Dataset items

+---+

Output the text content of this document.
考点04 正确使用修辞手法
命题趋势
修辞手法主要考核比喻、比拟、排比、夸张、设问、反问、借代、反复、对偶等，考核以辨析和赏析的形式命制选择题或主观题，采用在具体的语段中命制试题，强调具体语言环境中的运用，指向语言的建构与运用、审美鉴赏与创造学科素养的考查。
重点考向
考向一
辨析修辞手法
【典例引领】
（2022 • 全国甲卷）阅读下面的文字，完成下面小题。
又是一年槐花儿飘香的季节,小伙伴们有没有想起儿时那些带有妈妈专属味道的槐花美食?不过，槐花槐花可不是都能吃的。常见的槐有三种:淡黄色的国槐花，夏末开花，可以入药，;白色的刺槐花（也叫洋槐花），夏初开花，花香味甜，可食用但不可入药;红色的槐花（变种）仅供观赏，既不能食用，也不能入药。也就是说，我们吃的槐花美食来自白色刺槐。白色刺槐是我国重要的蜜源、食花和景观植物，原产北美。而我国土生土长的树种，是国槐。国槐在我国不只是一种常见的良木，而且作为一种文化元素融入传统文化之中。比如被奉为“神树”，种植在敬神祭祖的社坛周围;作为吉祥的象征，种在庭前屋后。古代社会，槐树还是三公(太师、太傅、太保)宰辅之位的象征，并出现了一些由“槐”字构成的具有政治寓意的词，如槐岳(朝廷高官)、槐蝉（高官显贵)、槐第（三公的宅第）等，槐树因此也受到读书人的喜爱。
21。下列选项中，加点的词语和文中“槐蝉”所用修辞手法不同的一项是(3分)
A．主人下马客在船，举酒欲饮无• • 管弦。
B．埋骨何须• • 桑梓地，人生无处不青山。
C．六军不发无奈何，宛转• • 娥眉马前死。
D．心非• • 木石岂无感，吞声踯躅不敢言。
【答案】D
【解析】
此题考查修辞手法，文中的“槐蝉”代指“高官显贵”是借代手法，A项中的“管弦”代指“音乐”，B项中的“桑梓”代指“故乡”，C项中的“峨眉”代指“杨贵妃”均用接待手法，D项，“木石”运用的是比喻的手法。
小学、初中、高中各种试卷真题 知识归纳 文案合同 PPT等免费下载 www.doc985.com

+---+

Goal of the exercise
Produce an exact copy of the whole listing.

Expected output
Output the text content of this document.
考点04 正确使用修辞手法
命题趋势
修辞手法主要考核比喻、比拟、排比、夸张、设问、反问、借代、反复、对偶等，考核以辨析和赏析的形式命制选择题或主观题，采用在具体的语段中命制试题，强调具体语言环境中的运用，指向语言的建构与运用、审美鉴赏与创造学科素养的考查。
重点考向
考向一
辨析修辞手法
【典例引领】
（2022 • 全国甲卷）阅读下面的文字，完成下面小题。
又是一年槐花儿飘香的季节,小伙伴们有没有想起儿时那些带有妈妈专属味道的槐花美食?不过，槐花槐花可不是都能吃的。常见的槐有三种:淡黄色的国槐花，夏末开花，可以入药，;白色的刺槐花（也叫洋槐花），夏初开花，花香味甜，可食用但不可入药;红色的槐花（变种）仅供观赏，既不能食用，也不能入药。也就是说，我们吃的槐花美食来自白色刺槐。白色刺槐是我国重要的蜜源、食花和景观植物，原产北美。而我国土生土长的树种，是国槐。国槐在我国不只是一种常见的良木，而且作为一种文化元素融入传统文化之中。比如被奉为“神树”，种植在敬神祭祖的社坛周围;作为吉祥的象征，种在庭前屋后。古代社会，槐树还是三公(太师、太傅、太保)宰辅之位的象征，并出现了一些由“槐”字构成的具有政治寓意的词，如槐岳(朝廷高官)、槐蝉（高官显贵)、槐第（三公的宅第）等，槐树因此也受到读书人的喜爱。
21。下列选项中，加点的词语和文中“槐蝉”所用修辞手法不同的一项是(3分)
A．主人下马客在船，举酒欲饮无• • 管弦。
B．埋骨何须• • 桑梓地，人生无处不青山。
C．六军不发无奈何，宛转• • 娥眉马前死。
D．心非• • 木石岂无感，吞声踯躅不敢言。
【答案】D
【解析】
此题考查修辞手法，文中的“槐蝉”代指“高官显贵”是借代手法，A项中的“管弦”代指“音乐”，B项中的“桑梓”代指“故乡”，C项中的“峨眉”代指“杨贵妃”均用接待手法，D项，“木石”运用的是比喻的手法。
小学、初中、高中各种试卷真题 知识归纳 文案合同 PPT等免费下载 www.doc985.com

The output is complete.